• **Records supplied**
##########

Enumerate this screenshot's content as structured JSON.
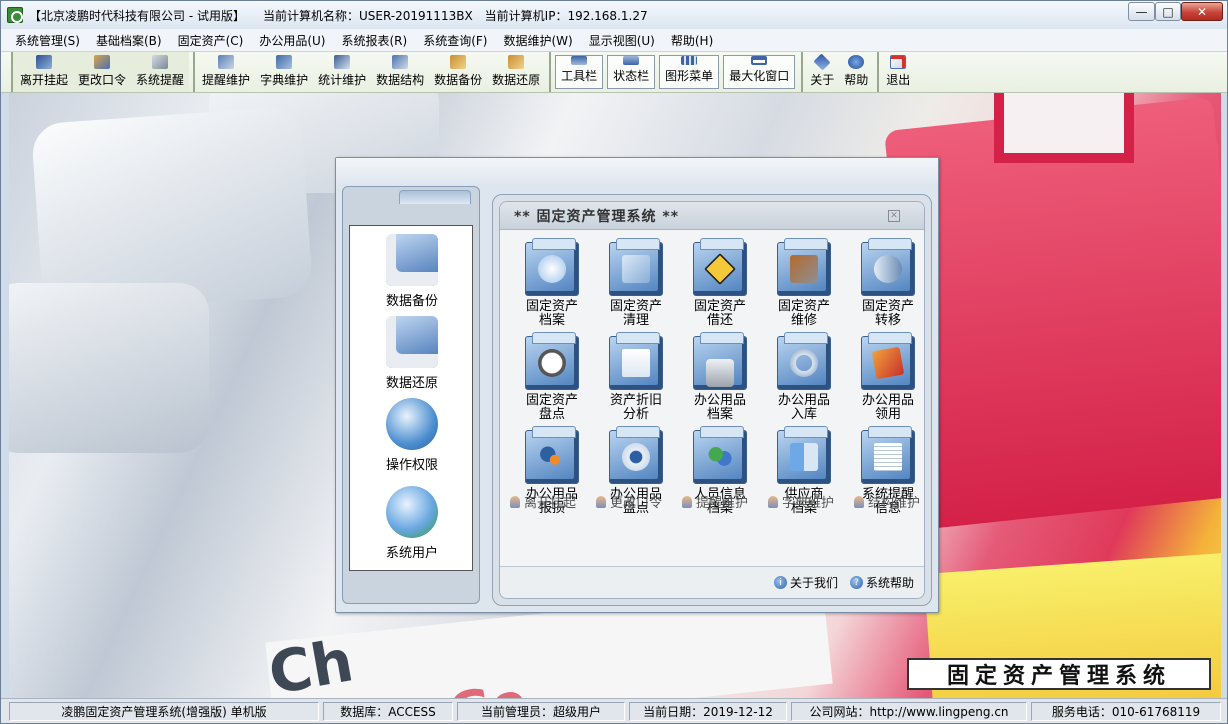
{
  "titlebar": {
    "company": "【北京凌鹏时代科技有限公司 - 试用版】",
    "machine": "当前计算机名称：USER-20191113BX",
    "ip": "当前计算机IP：192.168.1.27",
    "min": "—",
    "max": "□",
    "close": "✕"
  },
  "menu": [
    "系统管理(S)",
    "基础档案(B)",
    "固定资产(C)",
    "办公用品(U)",
    "系统报表(R)",
    "系统查询(F)",
    "数据维护(W)",
    "显示视图(U)",
    "帮助(H)"
  ],
  "toolbar": {
    "group1": [
      "离开挂起",
      "更改口令",
      "系统提醒"
    ],
    "group2": [
      "提醒维护",
      "字典维护",
      "统计维护",
      "数据结构",
      "数据备份",
      "数据还原"
    ],
    "group3": [
      "工具栏",
      "状态栏",
      "图形菜单",
      "最大化窗口"
    ],
    "group4": [
      "关于",
      "帮助"
    ],
    "group5": [
      "退出"
    ]
  },
  "desktop": {
    "brand": "固定资产管理系统"
  },
  "left_panel": {
    "items": [
      "数据备份",
      "数据还原",
      "操作权限",
      "系统用户"
    ]
  },
  "main_panel": {
    "title": "**  固定资产管理系统  **",
    "grid": [
      "固定资产\n档案",
      "固定资产\n清理",
      "固定资产\n借还",
      "固定资产\n维修",
      "固定资产\n转移",
      "固定资产\n盘点",
      "资产折旧\n分析",
      "办公用品\n档案",
      "办公用品\n入库",
      "办公用品\n领用",
      "办公用品\n报损",
      "办公用品\n盘点",
      "人员信息\n档案",
      "供应商\n档案",
      "系统提醒\n信息"
    ],
    "quick": [
      "离开挂起",
      "更改口令",
      "提醒维护",
      "字典维护",
      "结构维护"
    ],
    "footer": [
      "关于我们",
      "系统帮助"
    ]
  },
  "statusbar": {
    "product": "凌鹏固定资产管理系统(增强版) 单机版",
    "db": "数据库：ACCESS",
    "admin": "当前管理员：超级用户",
    "date": "当前日期：2019-12-12",
    "website": "公司网站：http://www.lingpeng.cn",
    "phone": "服务电话：010-61768119"
  }
}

##########

• **The problem**
Repeat the listing in full and exactly. Do not include any images.

• **In response**
Enumerate this screenshot's content as structured JSON.
{
  "titlebar": {
    "company": "【北京凌鹏时代科技有限公司 - 试用版】",
    "machine": "当前计算机名称：USER-20191113BX",
    "ip": "当前计算机IP：192.168.1.27",
    "min": "—",
    "max": "□",
    "close": "✕"
  },
  "menu": [
    "系统管理(S)",
    "基础档案(B)",
    "固定资产(C)",
    "办公用品(U)",
    "系统报表(R)",
    "系统查询(F)",
    "数据维护(W)",
    "显示视图(U)",
    "帮助(H)"
  ],
  "toolbar": {
    "group1": [
      "离开挂起",
      "更改口令",
      "系统提醒"
    ],
    "group2": [
      "提醒维护",
      "字典维护",
      "统计维护",
      "数据结构",
      "数据备份",
      "数据还原"
    ],
    "group3": [
      "工具栏",
      "状态栏",
      "图形菜单",
      "最大化窗口"
    ],
    "group4": [
      "关于",
      "帮助"
    ],
    "group5": [
      "退出"
    ]
  },
  "desktop": {
    "brand": "固定资产管理系统"
  },
  "left_panel": {
    "items": [
      "数据备份",
      "数据还原",
      "操作权限",
      "系统用户"
    ]
  },
  "main_panel": {
    "title": "**  固定资产管理系统  **",
    "grid": [
      "固定资产\n档案",
      "固定资产\n清理",
      "固定资产\n借还",
      "固定资产\n维修",
      "固定资产\n转移",
      "固定资产\n盘点",
      "资产折旧\n分析",
      "办公用品\n档案",
      "办公用品\n入库",
      "办公用品\n领用",
      "办公用品\n报损",
      "办公用品\n盘点",
      "人员信息\n档案",
      "供应商\n档案",
      "系统提醒\n信息"
    ],
    "quick": [
      "离开挂起",
      "更改口令",
      "提醒维护",
      "字典维护",
      "结构维护"
    ],
    "footer": [
      "关于我们",
      "系统帮助"
    ]
  },
  "statusbar": {
    "product": "凌鹏固定资产管理系统(增强版) 单机版",
    "db": "数据库：ACCESS",
    "admin": "当前管理员：超级用户",
    "date": "当前日期：2019-12-12",
    "website": "公司网站：http://www.lingpeng.cn",
    "phone": "服务电话：010-61768119"
  }
}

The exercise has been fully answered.